## Page text
The Stockholders shall, and shall cause their respective affiliates and associates to, take each of the required actions (or refrain from taking each of the prohibited actions) set forth in this Section 1, as applicable, and shall not publicly or privately encourage or support any other shareholder to take any action in violation of this Section 1 or publicly oppose any other recommendation of the Board with respect to matters to be voted on at the Annual Meetings.

2.    Board Matters. Upon the Company’s request, the New Director shall provide the Company with a completed form of the director and officer questionnaire that the Company typically requests from its directors. Upon becoming a member of the Board, the New Director shall have the same rights and benefits as any other Board member and shall be subject to the same duties, protections and policies of the Company that are applicable to all members of the Board. Furthermore, the New Director shall be considered by the Nominating Committee for inclusion on committees of the Board in good faith in a manner consistent with other members of the Board, in accordance with Board practice in existence at the time of the execution of this Agreement, for which purpose his qualifications and experience shall be reasonably considered. Should the New Director be unable to serve as a director, or be removed or disqualified from serving on the Board for any reason, the Board and all applicable committees shall work in good faith with the Stockholders to replace the New Director with another individual consented to by the Stockholders who meets the requirements of this Section 2 (the “Replacement Director”) within ninety (90) days of the date that the Company learns of the basis for such New Director’s inability to serve or removal or disqualification from the Board.

3.     Standstill.

## Given data
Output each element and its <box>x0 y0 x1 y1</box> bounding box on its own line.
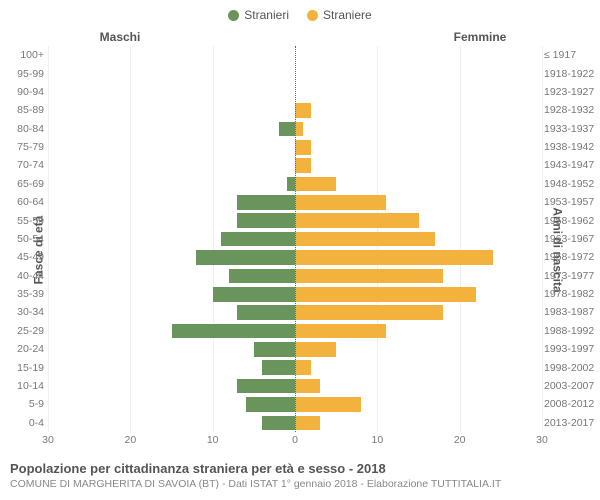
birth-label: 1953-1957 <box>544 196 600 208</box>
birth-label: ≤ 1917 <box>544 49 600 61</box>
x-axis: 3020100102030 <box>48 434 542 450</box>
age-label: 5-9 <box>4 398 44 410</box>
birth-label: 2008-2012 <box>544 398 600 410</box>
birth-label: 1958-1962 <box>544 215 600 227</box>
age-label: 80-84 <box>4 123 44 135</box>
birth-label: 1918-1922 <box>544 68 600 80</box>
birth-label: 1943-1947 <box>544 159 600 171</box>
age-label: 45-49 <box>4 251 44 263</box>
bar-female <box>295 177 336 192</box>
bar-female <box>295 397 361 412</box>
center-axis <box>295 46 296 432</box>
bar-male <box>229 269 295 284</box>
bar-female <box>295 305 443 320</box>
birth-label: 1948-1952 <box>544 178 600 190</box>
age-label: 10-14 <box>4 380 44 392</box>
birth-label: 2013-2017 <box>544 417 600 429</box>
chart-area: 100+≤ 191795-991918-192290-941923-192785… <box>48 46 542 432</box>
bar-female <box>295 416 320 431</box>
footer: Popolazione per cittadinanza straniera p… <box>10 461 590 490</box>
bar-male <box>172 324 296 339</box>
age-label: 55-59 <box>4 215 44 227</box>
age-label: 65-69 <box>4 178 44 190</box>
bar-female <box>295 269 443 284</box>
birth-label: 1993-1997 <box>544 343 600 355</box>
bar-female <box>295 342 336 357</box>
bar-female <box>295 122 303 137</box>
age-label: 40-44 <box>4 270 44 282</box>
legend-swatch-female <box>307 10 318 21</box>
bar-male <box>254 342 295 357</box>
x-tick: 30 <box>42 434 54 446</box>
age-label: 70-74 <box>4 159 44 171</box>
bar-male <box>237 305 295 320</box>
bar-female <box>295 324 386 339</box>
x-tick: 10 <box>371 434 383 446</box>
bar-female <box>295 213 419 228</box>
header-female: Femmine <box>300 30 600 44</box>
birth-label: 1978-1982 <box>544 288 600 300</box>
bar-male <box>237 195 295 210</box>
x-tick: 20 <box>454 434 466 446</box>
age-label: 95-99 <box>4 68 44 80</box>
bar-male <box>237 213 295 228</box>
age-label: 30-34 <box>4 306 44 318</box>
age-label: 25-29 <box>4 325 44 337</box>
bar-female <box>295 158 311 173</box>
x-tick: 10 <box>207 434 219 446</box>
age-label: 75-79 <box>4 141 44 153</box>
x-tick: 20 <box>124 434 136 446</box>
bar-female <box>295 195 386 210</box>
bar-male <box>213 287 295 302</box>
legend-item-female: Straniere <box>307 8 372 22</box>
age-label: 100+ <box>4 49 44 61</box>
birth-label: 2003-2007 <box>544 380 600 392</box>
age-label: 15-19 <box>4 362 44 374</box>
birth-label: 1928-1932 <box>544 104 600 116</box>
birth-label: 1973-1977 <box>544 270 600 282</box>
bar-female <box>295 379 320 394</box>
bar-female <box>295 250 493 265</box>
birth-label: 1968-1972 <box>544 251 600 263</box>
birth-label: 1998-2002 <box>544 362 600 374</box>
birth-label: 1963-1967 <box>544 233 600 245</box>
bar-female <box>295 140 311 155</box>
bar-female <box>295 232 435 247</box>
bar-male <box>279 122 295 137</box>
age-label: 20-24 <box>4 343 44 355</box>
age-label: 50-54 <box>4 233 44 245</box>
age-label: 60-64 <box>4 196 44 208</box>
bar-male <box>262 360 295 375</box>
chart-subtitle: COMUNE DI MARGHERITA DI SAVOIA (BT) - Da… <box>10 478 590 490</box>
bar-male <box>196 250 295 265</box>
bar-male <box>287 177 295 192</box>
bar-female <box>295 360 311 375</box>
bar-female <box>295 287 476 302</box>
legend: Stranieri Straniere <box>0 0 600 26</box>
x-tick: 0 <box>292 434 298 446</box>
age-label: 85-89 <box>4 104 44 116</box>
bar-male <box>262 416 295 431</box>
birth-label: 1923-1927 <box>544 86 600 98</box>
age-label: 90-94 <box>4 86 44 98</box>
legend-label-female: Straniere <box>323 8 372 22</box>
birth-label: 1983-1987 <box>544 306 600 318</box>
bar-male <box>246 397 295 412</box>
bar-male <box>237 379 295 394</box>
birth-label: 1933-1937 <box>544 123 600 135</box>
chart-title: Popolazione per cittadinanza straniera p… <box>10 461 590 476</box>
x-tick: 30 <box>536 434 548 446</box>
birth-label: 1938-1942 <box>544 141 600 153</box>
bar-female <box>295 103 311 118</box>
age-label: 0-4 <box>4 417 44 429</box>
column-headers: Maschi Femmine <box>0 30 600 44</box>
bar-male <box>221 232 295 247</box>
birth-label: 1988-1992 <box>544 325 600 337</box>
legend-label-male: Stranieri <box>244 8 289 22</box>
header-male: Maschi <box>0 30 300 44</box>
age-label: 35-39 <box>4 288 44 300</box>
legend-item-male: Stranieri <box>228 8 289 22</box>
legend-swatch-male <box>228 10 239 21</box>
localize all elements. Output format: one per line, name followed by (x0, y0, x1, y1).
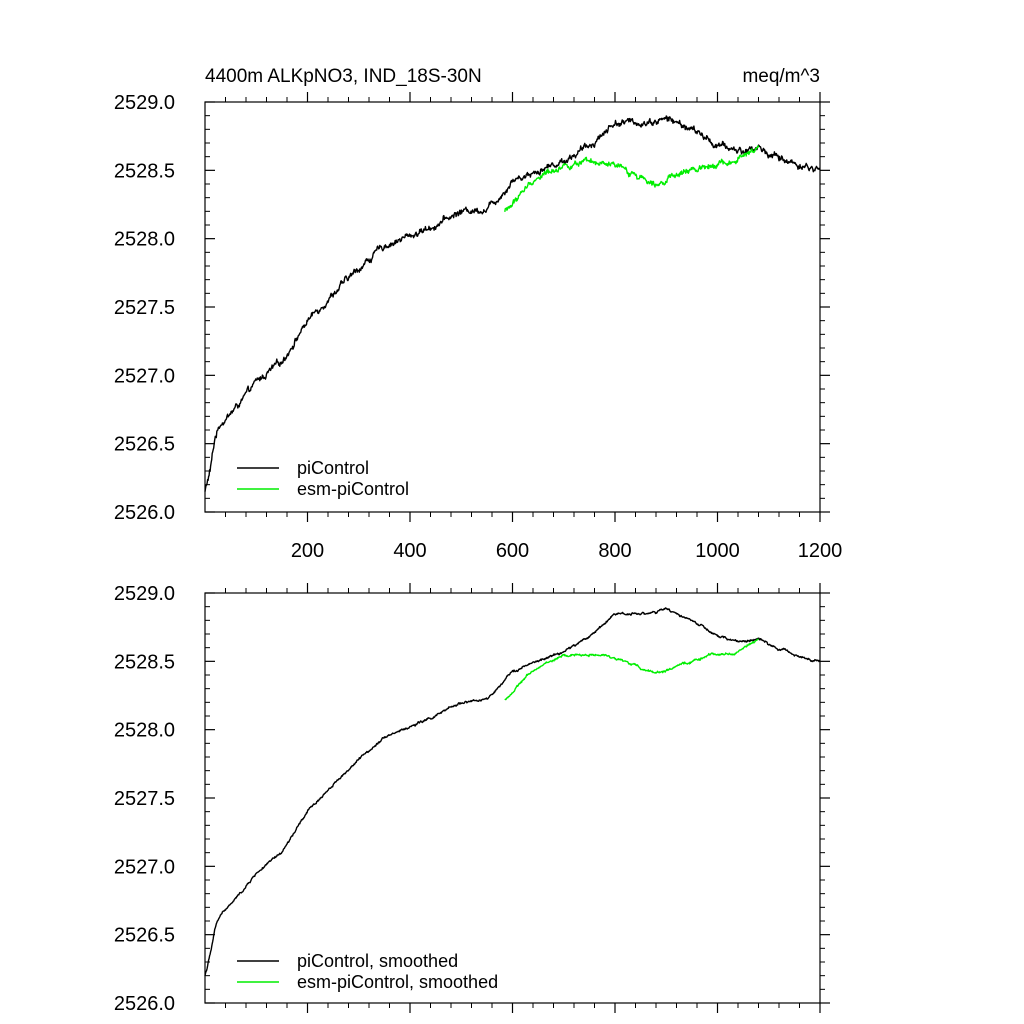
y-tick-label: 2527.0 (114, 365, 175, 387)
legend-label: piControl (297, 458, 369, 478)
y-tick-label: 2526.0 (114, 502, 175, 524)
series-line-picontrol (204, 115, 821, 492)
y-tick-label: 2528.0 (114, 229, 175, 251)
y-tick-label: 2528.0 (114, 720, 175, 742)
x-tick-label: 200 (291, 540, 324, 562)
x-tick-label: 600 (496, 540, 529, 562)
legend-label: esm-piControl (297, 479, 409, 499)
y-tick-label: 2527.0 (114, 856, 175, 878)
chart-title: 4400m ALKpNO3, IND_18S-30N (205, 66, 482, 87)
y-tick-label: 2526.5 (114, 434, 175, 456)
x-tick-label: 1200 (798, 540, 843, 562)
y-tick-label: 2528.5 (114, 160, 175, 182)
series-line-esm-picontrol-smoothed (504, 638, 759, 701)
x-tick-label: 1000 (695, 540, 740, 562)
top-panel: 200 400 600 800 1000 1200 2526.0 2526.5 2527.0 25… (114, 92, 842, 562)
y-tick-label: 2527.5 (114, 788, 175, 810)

## Exercise requirements
- A) Could you duplicate the part of the agreement text that begins at the words "The Stockholders shall, and" and stops after "the Annual Meetings."?
- B) Can you set down the listing lines exactly, beginning at the line that has "birth-label: 1953-1957 <box>544" and stopping after the line that has "bar-male <box>229 269 295 284</box>", with both of those lines included?

## Complete answers
- A)
The Stockholders shall, and shall cause their respective affiliates and associates to, take each of the required actions (or refrain from taking each of the prohibited actions) set forth in this Section 1, as applicable, and shall not publicly or privately encourage or support any other shareholder to take any action in violation of this Section 1 or publicly oppose any other recommendation of the Board with respect to matters to be voted on at the Annual Meetings.

- B)
birth-label: 1953-1957 <box>544 196 600 208</box>
birth-label: ≤ 1917 <box>544 49 600 61</box>
x-axis: 3020100102030 <box>48 434 542 450</box>
age-label: 5-9 <box>4 398 44 410</box>
birth-label: 2008-2012 <box>544 398 600 410</box>
birth-label: 1958-1962 <box>544 215 600 227</box>
age-label: 80-84 <box>4 123 44 135</box>
birth-label: 1918-1922 <box>544 68 600 80</box>
birth-label: 1943-1947 <box>544 159 600 171</box>
age-label: 45-49 <box>4 251 44 263</box>
bar-female <box>295 177 336 192</box>
bar-female <box>295 397 361 412</box>
center-axis <box>295 46 296 432</box>
bar-male <box>229 269 295 284</box>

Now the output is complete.